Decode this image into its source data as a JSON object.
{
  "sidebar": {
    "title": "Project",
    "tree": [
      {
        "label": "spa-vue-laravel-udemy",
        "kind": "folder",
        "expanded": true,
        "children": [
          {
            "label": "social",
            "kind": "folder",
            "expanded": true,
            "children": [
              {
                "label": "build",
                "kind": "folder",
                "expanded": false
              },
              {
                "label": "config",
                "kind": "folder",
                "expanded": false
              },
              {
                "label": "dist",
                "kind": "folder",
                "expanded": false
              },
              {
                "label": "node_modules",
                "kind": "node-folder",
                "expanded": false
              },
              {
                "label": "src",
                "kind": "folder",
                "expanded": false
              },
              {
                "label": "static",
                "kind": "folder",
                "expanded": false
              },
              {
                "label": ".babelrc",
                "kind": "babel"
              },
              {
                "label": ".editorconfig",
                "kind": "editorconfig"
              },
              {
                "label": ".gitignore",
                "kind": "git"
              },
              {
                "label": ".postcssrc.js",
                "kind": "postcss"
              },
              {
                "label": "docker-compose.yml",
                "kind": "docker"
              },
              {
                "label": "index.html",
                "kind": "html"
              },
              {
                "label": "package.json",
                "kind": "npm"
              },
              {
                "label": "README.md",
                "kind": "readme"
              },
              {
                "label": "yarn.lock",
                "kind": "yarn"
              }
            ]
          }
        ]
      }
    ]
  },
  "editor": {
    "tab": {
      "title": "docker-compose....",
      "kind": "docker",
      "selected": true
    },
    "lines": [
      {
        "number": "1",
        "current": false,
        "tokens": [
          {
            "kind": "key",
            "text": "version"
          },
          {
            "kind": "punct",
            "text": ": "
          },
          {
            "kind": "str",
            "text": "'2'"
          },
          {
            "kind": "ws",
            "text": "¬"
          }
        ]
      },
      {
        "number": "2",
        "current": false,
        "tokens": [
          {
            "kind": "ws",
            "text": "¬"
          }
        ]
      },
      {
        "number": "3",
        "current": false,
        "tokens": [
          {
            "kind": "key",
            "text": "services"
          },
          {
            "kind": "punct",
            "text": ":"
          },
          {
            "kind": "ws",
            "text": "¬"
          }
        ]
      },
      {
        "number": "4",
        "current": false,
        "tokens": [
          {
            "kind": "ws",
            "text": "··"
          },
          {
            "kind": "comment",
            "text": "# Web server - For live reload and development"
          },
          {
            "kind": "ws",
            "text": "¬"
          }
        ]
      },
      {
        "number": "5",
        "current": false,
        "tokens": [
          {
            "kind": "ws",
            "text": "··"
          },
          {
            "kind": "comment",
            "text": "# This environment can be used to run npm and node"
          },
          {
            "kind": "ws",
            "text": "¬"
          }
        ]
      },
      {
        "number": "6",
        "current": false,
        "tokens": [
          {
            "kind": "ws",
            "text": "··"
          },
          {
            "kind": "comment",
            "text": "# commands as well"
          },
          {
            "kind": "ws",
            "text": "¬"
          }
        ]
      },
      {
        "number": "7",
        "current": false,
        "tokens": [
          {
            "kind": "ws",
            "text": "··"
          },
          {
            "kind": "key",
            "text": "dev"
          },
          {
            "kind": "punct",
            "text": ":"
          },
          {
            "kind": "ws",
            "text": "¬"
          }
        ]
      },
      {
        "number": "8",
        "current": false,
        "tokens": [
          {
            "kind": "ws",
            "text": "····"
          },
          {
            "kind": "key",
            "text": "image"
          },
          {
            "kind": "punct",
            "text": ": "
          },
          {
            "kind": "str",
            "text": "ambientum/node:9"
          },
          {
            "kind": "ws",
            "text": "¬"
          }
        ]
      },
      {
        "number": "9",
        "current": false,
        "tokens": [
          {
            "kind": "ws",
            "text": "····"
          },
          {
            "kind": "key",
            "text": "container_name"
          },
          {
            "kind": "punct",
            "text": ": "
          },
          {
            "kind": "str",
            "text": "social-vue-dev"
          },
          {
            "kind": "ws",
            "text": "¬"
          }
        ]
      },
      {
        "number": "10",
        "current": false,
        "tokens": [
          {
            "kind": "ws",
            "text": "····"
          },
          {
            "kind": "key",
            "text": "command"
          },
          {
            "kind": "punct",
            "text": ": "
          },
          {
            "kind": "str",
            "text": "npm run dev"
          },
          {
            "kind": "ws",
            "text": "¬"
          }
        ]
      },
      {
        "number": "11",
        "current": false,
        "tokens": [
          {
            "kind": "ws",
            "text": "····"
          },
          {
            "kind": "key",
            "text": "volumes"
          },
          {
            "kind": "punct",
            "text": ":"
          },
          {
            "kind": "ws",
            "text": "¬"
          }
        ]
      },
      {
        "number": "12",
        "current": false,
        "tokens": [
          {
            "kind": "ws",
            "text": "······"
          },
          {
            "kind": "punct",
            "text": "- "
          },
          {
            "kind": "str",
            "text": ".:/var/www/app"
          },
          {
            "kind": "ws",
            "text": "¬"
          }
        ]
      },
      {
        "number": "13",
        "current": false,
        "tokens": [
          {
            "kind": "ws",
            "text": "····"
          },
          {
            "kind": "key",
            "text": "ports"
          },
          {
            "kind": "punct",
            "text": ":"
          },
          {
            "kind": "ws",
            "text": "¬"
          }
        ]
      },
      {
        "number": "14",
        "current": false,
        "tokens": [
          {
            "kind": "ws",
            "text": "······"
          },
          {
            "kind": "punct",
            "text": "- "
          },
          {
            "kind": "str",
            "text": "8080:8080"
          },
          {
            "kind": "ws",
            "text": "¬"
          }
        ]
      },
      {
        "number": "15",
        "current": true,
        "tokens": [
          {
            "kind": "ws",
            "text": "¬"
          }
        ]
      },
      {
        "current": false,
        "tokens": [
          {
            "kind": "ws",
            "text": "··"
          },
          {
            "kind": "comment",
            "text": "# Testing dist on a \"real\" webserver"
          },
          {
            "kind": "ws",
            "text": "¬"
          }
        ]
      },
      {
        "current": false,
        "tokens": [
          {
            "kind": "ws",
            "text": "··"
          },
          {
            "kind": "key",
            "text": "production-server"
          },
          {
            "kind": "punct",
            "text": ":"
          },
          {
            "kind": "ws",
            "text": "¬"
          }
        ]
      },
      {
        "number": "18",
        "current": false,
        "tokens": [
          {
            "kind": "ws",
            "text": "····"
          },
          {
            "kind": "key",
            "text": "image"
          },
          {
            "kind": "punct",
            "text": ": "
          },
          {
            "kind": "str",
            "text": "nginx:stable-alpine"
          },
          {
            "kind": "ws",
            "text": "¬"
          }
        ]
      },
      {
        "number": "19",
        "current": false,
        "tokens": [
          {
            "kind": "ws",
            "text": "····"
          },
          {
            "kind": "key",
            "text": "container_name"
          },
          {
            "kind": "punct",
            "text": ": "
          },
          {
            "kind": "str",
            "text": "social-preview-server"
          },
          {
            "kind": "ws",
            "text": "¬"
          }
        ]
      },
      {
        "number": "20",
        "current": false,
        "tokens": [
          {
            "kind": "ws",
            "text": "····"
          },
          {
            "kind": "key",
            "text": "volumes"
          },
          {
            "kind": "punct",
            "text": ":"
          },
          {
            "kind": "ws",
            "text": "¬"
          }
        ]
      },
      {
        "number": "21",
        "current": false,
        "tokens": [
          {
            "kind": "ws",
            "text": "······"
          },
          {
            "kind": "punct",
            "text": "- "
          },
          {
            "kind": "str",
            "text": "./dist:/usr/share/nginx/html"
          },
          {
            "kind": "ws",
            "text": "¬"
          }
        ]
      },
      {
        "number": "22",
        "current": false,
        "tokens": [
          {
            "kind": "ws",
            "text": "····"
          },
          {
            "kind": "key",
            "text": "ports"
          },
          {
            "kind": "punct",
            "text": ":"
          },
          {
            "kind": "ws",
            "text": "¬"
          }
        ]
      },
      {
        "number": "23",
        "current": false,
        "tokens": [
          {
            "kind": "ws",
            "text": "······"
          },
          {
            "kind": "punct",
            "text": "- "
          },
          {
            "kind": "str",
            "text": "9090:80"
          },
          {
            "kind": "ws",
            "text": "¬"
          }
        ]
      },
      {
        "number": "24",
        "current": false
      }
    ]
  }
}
════════════════════
Copy down every line of the material above that includes the string "docker".

Response to this exercise.
                "label": "docker-compose.yml",
                "kind": "docker"
      "title": "docker-compose....",
      "kind": "docker",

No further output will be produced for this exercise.